- **EXERCISE OBJECTIVE**
Transcribe all of the data, leaving nothing out and changing nothing.

[Figure record listings]
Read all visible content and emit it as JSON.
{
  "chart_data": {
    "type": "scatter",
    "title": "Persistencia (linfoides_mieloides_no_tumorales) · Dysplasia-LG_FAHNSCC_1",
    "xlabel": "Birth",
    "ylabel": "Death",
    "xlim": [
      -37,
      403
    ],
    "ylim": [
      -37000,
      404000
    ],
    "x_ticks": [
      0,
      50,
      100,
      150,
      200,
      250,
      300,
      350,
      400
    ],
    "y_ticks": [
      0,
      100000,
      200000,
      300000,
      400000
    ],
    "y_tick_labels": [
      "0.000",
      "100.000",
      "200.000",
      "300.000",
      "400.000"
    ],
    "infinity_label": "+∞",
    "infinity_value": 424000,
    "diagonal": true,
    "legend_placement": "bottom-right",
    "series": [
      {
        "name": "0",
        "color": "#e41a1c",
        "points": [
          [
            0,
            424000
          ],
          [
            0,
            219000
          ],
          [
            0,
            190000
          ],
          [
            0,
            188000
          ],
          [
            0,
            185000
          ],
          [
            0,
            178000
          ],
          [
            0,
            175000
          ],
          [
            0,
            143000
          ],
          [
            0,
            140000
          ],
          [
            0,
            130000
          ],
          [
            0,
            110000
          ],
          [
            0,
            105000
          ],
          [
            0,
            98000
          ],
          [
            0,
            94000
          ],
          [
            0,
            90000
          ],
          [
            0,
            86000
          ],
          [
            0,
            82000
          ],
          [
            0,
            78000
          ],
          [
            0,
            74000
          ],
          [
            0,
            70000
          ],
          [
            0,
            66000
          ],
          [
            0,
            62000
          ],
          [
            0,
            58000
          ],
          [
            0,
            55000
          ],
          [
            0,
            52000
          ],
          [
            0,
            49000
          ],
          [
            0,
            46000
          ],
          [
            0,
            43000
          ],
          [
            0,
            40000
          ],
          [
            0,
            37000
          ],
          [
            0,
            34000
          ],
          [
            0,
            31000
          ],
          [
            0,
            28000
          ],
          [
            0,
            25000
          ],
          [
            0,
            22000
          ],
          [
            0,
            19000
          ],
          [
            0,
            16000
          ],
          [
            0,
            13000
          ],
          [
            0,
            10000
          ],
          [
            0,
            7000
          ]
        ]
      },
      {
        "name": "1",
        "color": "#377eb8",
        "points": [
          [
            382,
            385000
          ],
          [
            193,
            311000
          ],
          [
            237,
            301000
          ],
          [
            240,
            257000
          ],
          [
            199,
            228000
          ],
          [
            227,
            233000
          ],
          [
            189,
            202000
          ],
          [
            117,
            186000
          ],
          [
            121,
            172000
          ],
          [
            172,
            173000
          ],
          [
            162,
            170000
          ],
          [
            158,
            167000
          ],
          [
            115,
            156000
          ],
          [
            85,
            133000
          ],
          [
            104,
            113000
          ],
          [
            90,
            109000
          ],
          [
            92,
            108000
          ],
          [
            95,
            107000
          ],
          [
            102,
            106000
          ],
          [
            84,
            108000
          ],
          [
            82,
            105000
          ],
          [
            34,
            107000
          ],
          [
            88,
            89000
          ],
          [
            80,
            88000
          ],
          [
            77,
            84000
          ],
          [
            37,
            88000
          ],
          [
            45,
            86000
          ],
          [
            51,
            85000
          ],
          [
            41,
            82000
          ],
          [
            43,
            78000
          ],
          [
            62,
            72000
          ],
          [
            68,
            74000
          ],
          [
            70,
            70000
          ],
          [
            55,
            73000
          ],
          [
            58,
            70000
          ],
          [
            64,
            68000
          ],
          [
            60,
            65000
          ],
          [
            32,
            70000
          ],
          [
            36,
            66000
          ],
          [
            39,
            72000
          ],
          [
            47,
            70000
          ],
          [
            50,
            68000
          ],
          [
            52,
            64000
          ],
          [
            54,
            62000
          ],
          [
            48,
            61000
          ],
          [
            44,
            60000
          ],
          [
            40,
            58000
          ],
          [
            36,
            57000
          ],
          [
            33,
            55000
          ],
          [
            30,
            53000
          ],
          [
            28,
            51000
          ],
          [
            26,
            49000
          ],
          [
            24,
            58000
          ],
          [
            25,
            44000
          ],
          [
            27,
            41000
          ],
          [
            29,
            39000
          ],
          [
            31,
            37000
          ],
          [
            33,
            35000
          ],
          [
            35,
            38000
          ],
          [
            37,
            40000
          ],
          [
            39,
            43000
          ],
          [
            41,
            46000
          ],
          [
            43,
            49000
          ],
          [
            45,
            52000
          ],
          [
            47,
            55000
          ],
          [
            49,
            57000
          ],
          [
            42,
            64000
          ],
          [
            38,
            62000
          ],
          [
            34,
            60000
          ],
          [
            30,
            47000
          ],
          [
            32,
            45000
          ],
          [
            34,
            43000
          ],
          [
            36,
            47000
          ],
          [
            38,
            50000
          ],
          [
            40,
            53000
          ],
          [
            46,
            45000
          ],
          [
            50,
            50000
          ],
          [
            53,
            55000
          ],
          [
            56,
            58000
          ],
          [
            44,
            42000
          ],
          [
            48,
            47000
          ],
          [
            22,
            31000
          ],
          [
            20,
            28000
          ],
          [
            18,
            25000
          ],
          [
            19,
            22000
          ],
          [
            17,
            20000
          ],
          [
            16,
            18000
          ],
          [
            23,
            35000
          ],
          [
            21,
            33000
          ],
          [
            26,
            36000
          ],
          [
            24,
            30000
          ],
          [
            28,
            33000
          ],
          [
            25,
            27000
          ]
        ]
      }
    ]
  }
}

- **ANSWER AREA**
Read all visible content and emit it as JSON.
{
  "chart_data": {
    "type": "scatter",
    "title": "Persistencia (linfoides_mieloides_no_tumorales) · Dysplasia-LG_FAHNSCC_1",
    "xlabel": "Birth",
    "ylabel": "Death",
    "xlim": [
      -37,
      403
    ],
    "ylim": [
      -37000,
      404000
    ],
    "x_ticks": [
      0,
      50,
      100,
      150,
      200,
      250,
      300,
      350,
      400
    ],
    "y_ticks": [
      0,
      100000,
      200000,
      300000,
      400000
    ],
    "y_tick_labels": [
      "0.000",
      "100.000",
      "200.000",
      "300.000",
      "400.000"
    ],
    "infinity_label": "+∞",
    "infinity_value": 424000,
    "diagonal": true,
    "legend_placement": "bottom-right",
    "series": [
      {
        "name": "0",
        "color": "#e41a1c",
        "points": [
          [
            0,
            424000
          ],
          [
            0,
            219000
          ],
          [
            0,
            190000
          ],
          [
            0,
            188000
          ],
          [
            0,
            185000
          ],
          [
            0,
            178000
          ],
          [
            0,
            175000
          ],
          [
            0,
            143000
          ],
          [
            0,
            140000
          ],
          [
            0,
            130000
          ],
          [
            0,
            110000
          ],
          [
            0,
            105000
          ],
          [
            0,
            98000
          ],
          [
            0,
            94000
          ],
          [
            0,
            90000
          ],
          [
            0,
            86000
          ],
          [
            0,
            82000
          ],
          [
            0,
            78000
          ],
          [
            0,
            74000
          ],
          [
            0,
            70000
          ],
          [
            0,
            66000
          ],
          [
            0,
            62000
          ],
          [
            0,
            58000
          ],
          [
            0,
            55000
          ],
          [
            0,
            52000
          ],
          [
            0,
            49000
          ],
          [
            0,
            46000
          ],
          [
            0,
            43000
          ],
          [
            0,
            40000
          ],
          [
            0,
            37000
          ],
          [
            0,
            34000
          ],
          [
            0,
            31000
          ],
          [
            0,
            28000
          ],
          [
            0,
            25000
          ],
          [
            0,
            22000
          ],
          [
            0,
            19000
          ],
          [
            0,
            16000
          ],
          [
            0,
            13000
          ],
          [
            0,
            10000
          ],
          [
            0,
            7000
          ]
        ]
      },
      {
        "name": "1",
        "color": "#377eb8",
        "points": [
          [
            382,
            385000
          ],
          [
            193,
            311000
          ],
          [
            237,
            301000
          ],
          [
            240,
            257000
          ],
          [
            199,
            228000
          ],
          [
            227,
            233000
          ],
          [
            189,
            202000
          ],
          [
            117,
            186000
          ],
          [
            121,
            172000
          ],
          [
            172,
            173000
          ],
          [
            162,
            170000
          ],
          [
            158,
            167000
          ],
          [
            115,
            156000
          ],
          [
            85,
            133000
          ],
          [
            104,
            113000
          ],
          [
            90,
            109000
          ],
          [
            92,
            108000
          ],
          [
            95,
            107000
          ],
          [
            102,
            106000
          ],
          [
            84,
            108000
          ],
          [
            82,
            105000
          ],
          [
            34,
            107000
          ],
          [
            88,
            89000
          ],
          [
            80,
            88000
          ],
          [
            77,
            84000
          ],
          [
            37,
            88000
          ],
          [
            45,
            86000
          ],
          [
            51,
            85000
          ],
          [
            41,
            82000
          ],
          [
            43,
            78000
          ],
          [
            62,
            72000
          ],
          [
            68,
            74000
          ],
          [
            70,
            70000
          ],
          [
            55,
            73000
          ],
          [
            58,
            70000
          ],
          [
            64,
            68000
          ],
          [
            60,
            65000
          ],
          [
            32,
            70000
          ],
          [
            36,
            66000
          ],
          [
            39,
            72000
          ],
          [
            47,
            70000
          ],
          [
            50,
            68000
          ],
          [
            52,
            64000
          ],
          [
            54,
            62000
          ],
          [
            48,
            61000
          ],
          [
            44,
            60000
          ],
          [
            40,
            58000
          ],
          [
            36,
            57000
          ],
          [
            33,
            55000
          ],
          [
            30,
            53000
          ],
          [
            28,
            51000
          ],
          [
            26,
            49000
          ],
          [
            24,
            58000
          ],
          [
            25,
            44000
          ],
          [
            27,
            41000
          ],
          [
            29,
            39000
          ],
          [
            31,
            37000
          ],
          [
            33,
            35000
          ],
          [
            35,
            38000
          ],
          [
            37,
            40000
          ],
          [
            39,
            43000
          ],
          [
            41,
            46000
          ],
          [
            43,
            49000
          ],
          [
            45,
            52000
          ],
          [
            47,
            55000
          ],
          [
            49,
            57000
          ],
          [
            42,
            64000
          ],
          [
            38,
            62000
          ],
          [
            34,
            60000
          ],
          [
            30,
            47000
          ],
          [
            32,
            45000
          ],
          [
            34,
            43000
          ],
          [
            36,
            47000
          ],
          [
            38,
            50000
          ],
          [
            40,
            53000
          ],
          [
            46,
            45000
          ],
          [
            50,
            50000
          ],
          [
            53,
            55000
          ],
          [
            56,
            58000
          ],
          [
            44,
            42000
          ],
          [
            48,
            47000
          ],
          [
            22,
            31000
          ],
          [
            20,
            28000
          ],
          [
            18,
            25000
          ],
          [
            19,
            22000
          ],
          [
            17,
            20000
          ],
          [
            16,
            18000
          ],
          [
            23,
            35000
          ],
          [
            21,
            33000
          ],
          [
            26,
            36000
          ],
          [
            24,
            30000
          ],
          [
            28,
            33000
          ],
          [
            25,
            27000
          ]
        ]
      }
    ]
  }
}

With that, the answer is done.